- Items listed in a dataset:
☆ ☆ ☆ ☆ ☆ ☆ ☆
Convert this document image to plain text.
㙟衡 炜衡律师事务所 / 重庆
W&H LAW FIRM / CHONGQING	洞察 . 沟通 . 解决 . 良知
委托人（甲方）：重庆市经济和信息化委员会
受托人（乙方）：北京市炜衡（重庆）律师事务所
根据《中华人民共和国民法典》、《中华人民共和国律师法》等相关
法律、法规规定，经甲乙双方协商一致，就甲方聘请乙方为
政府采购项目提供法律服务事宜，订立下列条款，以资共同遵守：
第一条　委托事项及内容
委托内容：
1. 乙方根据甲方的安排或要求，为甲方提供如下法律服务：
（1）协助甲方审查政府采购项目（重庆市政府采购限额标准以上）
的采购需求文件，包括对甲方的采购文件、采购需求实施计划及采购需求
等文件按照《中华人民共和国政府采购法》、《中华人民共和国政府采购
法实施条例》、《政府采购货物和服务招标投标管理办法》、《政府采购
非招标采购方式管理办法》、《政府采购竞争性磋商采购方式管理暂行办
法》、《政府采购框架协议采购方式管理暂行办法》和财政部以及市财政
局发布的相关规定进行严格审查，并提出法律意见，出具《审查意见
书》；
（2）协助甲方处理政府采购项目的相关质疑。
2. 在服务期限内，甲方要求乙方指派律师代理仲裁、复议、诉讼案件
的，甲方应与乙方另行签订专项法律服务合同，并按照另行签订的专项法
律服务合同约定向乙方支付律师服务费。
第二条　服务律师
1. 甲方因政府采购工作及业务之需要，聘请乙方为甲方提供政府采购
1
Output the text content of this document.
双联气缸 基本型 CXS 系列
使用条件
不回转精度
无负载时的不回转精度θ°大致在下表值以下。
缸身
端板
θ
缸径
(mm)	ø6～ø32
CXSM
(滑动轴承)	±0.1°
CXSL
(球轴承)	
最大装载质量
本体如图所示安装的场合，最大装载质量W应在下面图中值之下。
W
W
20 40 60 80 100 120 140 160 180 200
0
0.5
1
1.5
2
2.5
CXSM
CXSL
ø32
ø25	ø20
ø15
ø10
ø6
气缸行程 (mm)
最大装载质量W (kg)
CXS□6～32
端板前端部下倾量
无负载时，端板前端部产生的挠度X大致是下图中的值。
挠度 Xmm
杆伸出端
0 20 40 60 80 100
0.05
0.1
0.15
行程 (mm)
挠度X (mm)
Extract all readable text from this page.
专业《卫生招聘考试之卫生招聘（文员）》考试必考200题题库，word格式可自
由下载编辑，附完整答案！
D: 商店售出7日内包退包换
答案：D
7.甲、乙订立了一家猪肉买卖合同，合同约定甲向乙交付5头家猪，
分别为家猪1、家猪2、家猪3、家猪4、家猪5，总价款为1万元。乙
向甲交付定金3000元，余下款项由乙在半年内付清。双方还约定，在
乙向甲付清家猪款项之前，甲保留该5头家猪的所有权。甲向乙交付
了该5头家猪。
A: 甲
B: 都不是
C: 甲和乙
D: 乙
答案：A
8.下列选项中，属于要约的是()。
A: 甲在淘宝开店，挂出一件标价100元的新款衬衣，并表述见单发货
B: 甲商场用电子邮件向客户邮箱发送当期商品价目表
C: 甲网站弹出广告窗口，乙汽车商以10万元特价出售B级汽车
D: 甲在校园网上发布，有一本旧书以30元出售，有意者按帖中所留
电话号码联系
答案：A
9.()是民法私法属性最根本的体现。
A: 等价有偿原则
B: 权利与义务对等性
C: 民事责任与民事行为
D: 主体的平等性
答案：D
☆ ☆ ☆ ☆ ☆ ☆ ☆
- TASK OBJECTIVE: Gather each line of the listing that holds the string "this".

- OUTPUT:
Convert this document image to plain text.
Output the text content of this document.
Extract all readable text from this page.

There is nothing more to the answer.